**STATED PROBLEM:** Could you output each line of the data that follows exactly?

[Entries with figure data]
☆ ☆ ☆ ☆
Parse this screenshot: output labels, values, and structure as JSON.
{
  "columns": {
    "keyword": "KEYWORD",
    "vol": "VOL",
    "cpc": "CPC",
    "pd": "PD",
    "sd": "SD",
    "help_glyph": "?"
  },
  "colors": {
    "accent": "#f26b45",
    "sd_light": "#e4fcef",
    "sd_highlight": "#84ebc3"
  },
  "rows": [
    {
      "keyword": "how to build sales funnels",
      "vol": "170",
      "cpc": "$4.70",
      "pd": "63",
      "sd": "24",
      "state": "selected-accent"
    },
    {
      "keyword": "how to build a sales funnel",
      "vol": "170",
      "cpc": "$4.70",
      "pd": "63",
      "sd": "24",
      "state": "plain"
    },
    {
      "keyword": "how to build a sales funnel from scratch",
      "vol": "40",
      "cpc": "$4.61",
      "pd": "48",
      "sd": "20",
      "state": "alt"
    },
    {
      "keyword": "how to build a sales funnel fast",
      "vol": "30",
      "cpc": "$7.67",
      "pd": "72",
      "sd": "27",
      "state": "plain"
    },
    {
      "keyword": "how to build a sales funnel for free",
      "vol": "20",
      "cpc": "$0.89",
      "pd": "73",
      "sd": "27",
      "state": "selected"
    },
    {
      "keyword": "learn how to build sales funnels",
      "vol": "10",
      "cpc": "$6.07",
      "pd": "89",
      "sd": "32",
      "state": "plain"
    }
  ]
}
☆ ☆ ☆ ☆
**WRITTEN RESPONSE:**
Parse this screenshot: output labels, values, and structure as JSON.
{
  "columns": {
    "keyword": "KEYWORD",
    "vol": "VOL",
    "cpc": "CPC",
    "pd": "PD",
    "sd": "SD",
    "help_glyph": "?"
  },
  "colors": {
    "accent": "#f26b45",
    "sd_light": "#e4fcef",
    "sd_highlight": "#84ebc3"
  },
  "rows": [
    {
      "keyword": "how to build sales funnels",
      "vol": "170",
      "cpc": "$4.70",
      "pd": "63",
      "sd": "24",
      "state": "selected-accent"
    },
    {
      "keyword": "how to build a sales funnel",
      "vol": "170",
      "cpc": "$4.70",
      "pd": "63",
      "sd": "24",
      "state": "plain"
    },
    {
      "keyword": "how to build a sales funnel from scratch",
      "vol": "40",
      "cpc": "$4.61",
      "pd": "48",
      "sd": "20",
      "state": "alt"
    },
    {
      "keyword": "how to build a sales funnel fast",
      "vol": "30",
      "cpc": "$7.67",
      "pd": "72",
      "sd": "27",
      "state": "plain"
    },
    {
      "keyword": "how to build a sales funnel for free",
      "vol": "20",
      "cpc": "$0.89",
      "pd": "73",
      "sd": "27",
      "state": "selected"
    },
    {
      "keyword": "learn how to build sales funnels",
      "vol": "10",
      "cpc": "$6.07",
      "pd": "89",
      "sd": "32",
      "state": "plain"
    }
  ]
}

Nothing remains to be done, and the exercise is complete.